Restate, word for word, every line of the data.
==*==
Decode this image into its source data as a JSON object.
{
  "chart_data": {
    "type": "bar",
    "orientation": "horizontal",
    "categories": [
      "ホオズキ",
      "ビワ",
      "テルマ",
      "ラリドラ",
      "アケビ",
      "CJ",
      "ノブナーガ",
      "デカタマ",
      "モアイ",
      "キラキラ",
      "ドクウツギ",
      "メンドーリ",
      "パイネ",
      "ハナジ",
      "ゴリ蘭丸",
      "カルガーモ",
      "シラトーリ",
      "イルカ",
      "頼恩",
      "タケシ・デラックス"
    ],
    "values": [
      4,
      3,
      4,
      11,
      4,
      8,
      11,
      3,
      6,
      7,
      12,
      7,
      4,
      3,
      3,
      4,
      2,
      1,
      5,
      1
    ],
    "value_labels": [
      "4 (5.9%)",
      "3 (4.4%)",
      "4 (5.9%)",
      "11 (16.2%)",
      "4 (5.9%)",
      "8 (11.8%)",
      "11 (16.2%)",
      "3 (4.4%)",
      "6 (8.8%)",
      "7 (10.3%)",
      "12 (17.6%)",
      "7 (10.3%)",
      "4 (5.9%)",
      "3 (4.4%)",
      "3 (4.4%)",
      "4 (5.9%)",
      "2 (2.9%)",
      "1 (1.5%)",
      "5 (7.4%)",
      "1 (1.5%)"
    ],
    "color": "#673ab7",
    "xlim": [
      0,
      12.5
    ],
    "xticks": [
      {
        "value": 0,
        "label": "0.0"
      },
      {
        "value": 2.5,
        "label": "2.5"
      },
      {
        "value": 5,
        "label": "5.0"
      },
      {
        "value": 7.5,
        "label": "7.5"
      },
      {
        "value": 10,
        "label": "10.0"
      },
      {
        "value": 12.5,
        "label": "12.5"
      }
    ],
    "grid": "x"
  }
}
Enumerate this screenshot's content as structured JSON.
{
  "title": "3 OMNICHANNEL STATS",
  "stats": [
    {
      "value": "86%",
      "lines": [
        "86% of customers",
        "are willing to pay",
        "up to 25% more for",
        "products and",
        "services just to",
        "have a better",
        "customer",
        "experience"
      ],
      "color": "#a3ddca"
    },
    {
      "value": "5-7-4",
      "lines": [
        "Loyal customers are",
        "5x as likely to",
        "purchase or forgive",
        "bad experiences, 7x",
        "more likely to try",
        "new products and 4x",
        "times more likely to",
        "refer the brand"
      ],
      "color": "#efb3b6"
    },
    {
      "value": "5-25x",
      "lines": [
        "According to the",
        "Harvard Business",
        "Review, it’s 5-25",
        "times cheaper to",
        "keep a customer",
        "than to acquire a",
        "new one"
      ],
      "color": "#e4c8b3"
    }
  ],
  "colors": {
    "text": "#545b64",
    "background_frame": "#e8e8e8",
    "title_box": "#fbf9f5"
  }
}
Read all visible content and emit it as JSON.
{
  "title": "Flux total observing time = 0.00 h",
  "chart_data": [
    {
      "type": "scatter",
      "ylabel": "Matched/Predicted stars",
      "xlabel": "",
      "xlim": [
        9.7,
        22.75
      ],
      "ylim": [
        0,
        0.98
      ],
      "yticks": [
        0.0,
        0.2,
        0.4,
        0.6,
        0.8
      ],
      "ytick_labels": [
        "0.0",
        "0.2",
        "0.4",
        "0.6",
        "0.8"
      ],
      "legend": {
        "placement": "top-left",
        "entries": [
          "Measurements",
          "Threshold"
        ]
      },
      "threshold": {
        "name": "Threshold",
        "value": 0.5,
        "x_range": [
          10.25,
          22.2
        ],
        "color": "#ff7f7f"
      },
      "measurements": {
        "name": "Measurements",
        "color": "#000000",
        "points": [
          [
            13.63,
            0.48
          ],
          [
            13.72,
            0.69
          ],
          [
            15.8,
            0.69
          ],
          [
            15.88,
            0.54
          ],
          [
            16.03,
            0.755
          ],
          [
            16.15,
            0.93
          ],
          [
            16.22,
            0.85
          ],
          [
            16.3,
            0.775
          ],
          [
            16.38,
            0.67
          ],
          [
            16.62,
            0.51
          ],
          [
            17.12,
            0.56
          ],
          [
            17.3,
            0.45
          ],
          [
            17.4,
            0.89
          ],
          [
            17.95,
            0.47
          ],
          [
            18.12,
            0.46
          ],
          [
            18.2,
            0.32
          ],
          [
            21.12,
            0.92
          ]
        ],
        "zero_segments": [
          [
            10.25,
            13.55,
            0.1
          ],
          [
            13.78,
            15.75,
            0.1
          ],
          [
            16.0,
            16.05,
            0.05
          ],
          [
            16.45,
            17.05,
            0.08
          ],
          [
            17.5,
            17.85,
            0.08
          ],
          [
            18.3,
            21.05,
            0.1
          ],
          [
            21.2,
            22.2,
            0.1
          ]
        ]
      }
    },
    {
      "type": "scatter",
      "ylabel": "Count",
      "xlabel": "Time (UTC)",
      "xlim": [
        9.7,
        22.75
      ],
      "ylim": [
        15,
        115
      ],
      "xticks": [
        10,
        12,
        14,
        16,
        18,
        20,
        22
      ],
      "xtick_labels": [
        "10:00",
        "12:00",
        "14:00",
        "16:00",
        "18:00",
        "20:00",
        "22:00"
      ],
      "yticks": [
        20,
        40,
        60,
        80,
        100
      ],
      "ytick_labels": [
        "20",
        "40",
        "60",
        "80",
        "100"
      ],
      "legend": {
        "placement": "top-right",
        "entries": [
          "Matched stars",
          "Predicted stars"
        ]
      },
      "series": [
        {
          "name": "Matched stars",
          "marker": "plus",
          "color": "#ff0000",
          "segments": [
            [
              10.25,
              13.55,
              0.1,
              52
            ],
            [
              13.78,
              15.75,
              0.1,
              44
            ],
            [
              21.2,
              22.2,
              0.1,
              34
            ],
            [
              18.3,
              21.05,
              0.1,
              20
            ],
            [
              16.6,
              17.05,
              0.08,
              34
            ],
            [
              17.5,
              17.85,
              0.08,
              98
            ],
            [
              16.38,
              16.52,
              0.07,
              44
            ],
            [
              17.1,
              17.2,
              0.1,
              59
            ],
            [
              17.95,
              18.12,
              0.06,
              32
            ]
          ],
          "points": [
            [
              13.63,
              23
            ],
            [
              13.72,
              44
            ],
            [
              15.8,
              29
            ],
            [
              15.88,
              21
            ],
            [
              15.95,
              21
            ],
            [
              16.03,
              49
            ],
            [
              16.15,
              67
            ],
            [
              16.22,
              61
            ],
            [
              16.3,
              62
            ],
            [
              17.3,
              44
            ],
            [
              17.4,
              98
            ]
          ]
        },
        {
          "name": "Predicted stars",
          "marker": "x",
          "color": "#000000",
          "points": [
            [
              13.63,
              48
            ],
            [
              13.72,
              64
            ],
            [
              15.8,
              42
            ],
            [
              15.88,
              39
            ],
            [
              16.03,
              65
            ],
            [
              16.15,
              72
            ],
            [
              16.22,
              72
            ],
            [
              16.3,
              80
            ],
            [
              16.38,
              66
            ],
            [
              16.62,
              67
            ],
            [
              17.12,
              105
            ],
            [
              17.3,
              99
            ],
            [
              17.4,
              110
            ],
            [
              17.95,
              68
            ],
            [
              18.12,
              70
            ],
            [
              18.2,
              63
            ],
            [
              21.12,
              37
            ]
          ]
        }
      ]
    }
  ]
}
==*==
**Problem solution:**
Decode this image into its source data as a JSON object.
{
  "chart_data": {
    "type": "bar",
    "orientation": "horizontal",
    "categories": [
      "ホオズキ",
      "ビワ",
      "テルマ",
      "ラリドラ",
      "アケビ",
      "CJ",
      "ノブナーガ",
      "デカタマ",
      "モアイ",
      "キラキラ",
      "ドクウツギ",
      "メンドーリ",
      "パイネ",
      "ハナジ",
      "ゴリ蘭丸",
      "カルガーモ",
      "シラトーリ",
      "イルカ",
      "頼恩",
      "タケシ・デラックス"
    ],
    "values": [
      4,
      3,
      4,
      11,
      4,
      8,
      11,
      3,
      6,
      7,
      12,
      7,
      4,
      3,
      3,
      4,
      2,
      1,
      5,
      1
    ],
    "value_labels": [
      "4 (5.9%)",
      "3 (4.4%)",
      "4 (5.9%)",
      "11 (16.2%)",
      "4 (5.9%)",
      "8 (11.8%)",
      "11 (16.2%)",
      "3 (4.4%)",
      "6 (8.8%)",
      "7 (10.3%)",
      "12 (17.6%)",
      "7 (10.3%)",
      "4 (5.9%)",
      "3 (4.4%)",
      "3 (4.4%)",
      "4 (5.9%)",
      "2 (2.9%)",
      "1 (1.5%)",
      "5 (7.4%)",
      "1 (1.5%)"
    ],
    "color": "#673ab7",
    "xlim": [
      0,
      12.5
    ],
    "xticks": [
      {
        "value": 0,
        "label": "0.0"
      },
      {
        "value": 2.5,
        "label": "2.5"
      },
      {
        "value": 5,
        "label": "5.0"
      },
      {
        "value": 7.5,
        "label": "7.5"
      },
      {
        "value": 10,
        "label": "10.0"
      },
      {
        "value": 12.5,
        "label": "12.5"
      }
    ],
    "grid": "x"
  }
}
Enumerate this screenshot's content as structured JSON.
{
  "title": "3 OMNICHANNEL STATS",
  "stats": [
    {
      "value": "86%",
      "lines": [
        "86% of customers",
        "are willing to pay",
        "up to 25% more for",
        "products and",
        "services just to",
        "have a better",
        "customer",
        "experience"
      ],
      "color": "#a3ddca"
    },
    {
      "value": "5-7-4",
      "lines": [
        "Loyal customers are",
        "5x as likely to",
        "purchase or forgive",
        "bad experiences, 7x",
        "more likely to try",
        "new products and 4x",
        "times more likely to",
        "refer the brand"
      ],
      "color": "#efb3b6"
    },
    {
      "value": "5-25x",
      "lines": [
        "According to the",
        "Harvard Business",
        "Review, it’s 5-25",
        "times cheaper to",
        "keep a customer",
        "than to acquire a",
        "new one"
      ],
      "color": "#e4c8b3"
    }
  ],
  "colors": {
    "text": "#545b64",
    "background_frame": "#e8e8e8",
    "title_box": "#fbf9f5"
  }
}
Read all visible content and emit it as JSON.
{
  "title": "Flux total observing time = 0.00 h",
  "chart_data": [
    {
      "type": "scatter",
      "ylabel": "Matched/Predicted stars",
      "xlabel": "",
      "xlim": [
        9.7,
        22.75
      ],
      "ylim": [
        0,
        0.98
      ],
      "yticks": [
        0.0,
        0.2,
        0.4,
        0.6,
        0.8
      ],
      "ytick_labels": [
        "0.0",
        "0.2",
        "0.4",
        "0.6",
        "0.8"
      ],
      "legend": {
        "placement": "top-left",
        "entries": [
          "Measurements",
          "Threshold"
        ]
      },
      "threshold": {
        "name": "Threshold",
        "value": 0.5,
        "x_range": [
          10.25,
          22.2
        ],
        "color": "#ff7f7f"
      },
      "measurements": {
        "name": "Measurements",
        "color": "#000000",
        "points": [
          [
            13.63,
            0.48
          ],
          [
            13.72,
            0.69
          ],
          [
            15.8,
            0.69
          ],
          [
            15.88,
            0.54
          ],
          [
            16.03,
            0.755
          ],
          [
            16.15,
            0.93
          ],
          [
            16.22,
            0.85
          ],
          [
            16.3,
            0.775
          ],
          [
            16.38,
            0.67
          ],
          [
            16.62,
            0.51
          ],
          [
            17.12,
            0.56
          ],
          [
            17.3,
            0.45
          ],
          [
            17.4,
            0.89
          ],
          [
            17.95,
            0.47
          ],
          [
            18.12,
            0.46
          ],
          [
            18.2,
            0.32
          ],
          [
            21.12,
            0.92
          ]
        ],
        "zero_segments": [
          [
            10.25,
            13.55,
            0.1
          ],
          [
            13.78,
            15.75,
            0.1
          ],
          [
            16.0,
            16.05,
            0.05
          ],
          [
            16.45,
            17.05,
            0.08
          ],
          [
            17.5,
            17.85,
            0.08
          ],
          [
            18.3,
            21.05,
            0.1
          ],
          [
            21.2,
            22.2,
            0.1
          ]
        ]
      }
    },
    {
      "type": "scatter",
      "ylabel": "Count",
      "xlabel": "Time (UTC)",
      "xlim": [
        9.7,
        22.75
      ],
      "ylim": [
        15,
        115
      ],
      "xticks": [
        10,
        12,
        14,
        16,
        18,
        20,
        22
      ],
      "xtick_labels": [
        "10:00",
        "12:00",
        "14:00",
        "16:00",
        "18:00",
        "20:00",
        "22:00"
      ],
      "yticks": [
        20,
        40,
        60,
        80,
        100
      ],
      "ytick_labels": [
        "20",
        "40",
        "60",
        "80",
        "100"
      ],
      "legend": {
        "placement": "top-right",
        "entries": [
          "Matched stars",
          "Predicted stars"
        ]
      },
      "series": [
        {
          "name": "Matched stars",
          "marker": "plus",
          "color": "#ff0000",
          "segments": [
            [
              10.25,
              13.55,
              0.1,
              52
            ],
            [
              13.78,
              15.75,
              0.1,
              44
            ],
            [
              21.2,
              22.2,
              0.1,
              34
            ],
            [
              18.3,
              21.05,
              0.1,
              20
            ],
            [
              16.6,
              17.05,
              0.08,
              34
            ],
            [
              17.5,
              17.85,
              0.08,
              98
            ],
            [
              16.38,
              16.52,
              0.07,
              44
            ],
            [
              17.1,
              17.2,
              0.1,
              59
            ],
            [
              17.95,
              18.12,
              0.06,
              32
            ]
          ],
          "points": [
            [
              13.63,
              23
            ],
            [
              13.72,
              44
            ],
            [
              15.8,
              29
            ],
            [
              15.88,
              21
            ],
            [
              15.95,
              21
            ],
            [
              16.03,
              49
            ],
            [
              16.15,
              67
            ],
            [
              16.22,
              61
            ],
            [
              16.3,
              62
            ],
            [
              17.3,
              44
            ],
            [
              17.4,
              98
            ]
          ]
        },
        {
          "name": "Predicted stars",
          "marker": "x",
          "color": "#000000",
          "points": [
            [
              13.63,
              48
            ],
            [
              13.72,
              64
            ],
            [
              15.8,
              42
            ],
            [
              15.88,
              39
            ],
            [
              16.03,
              65
            ],
            [
              16.15,
              72
            ],
            [
              16.22,
              72
            ],
            [
              16.3,
              80
            ],
            [
              16.38,
              66
            ],
            [
              16.62,
              67
            ],
            [
              17.12,
              105
            ],
            [
              17.3,
              99
            ],
            [
              17.4,
              110
            ],
            [
              17.95,
              68
            ],
            [
              18.12,
              70
            ],
            [
              18.2,
              63
            ],
            [
              21.12,
              37
            ]
          ]
        }
      ]
    }
  ]
}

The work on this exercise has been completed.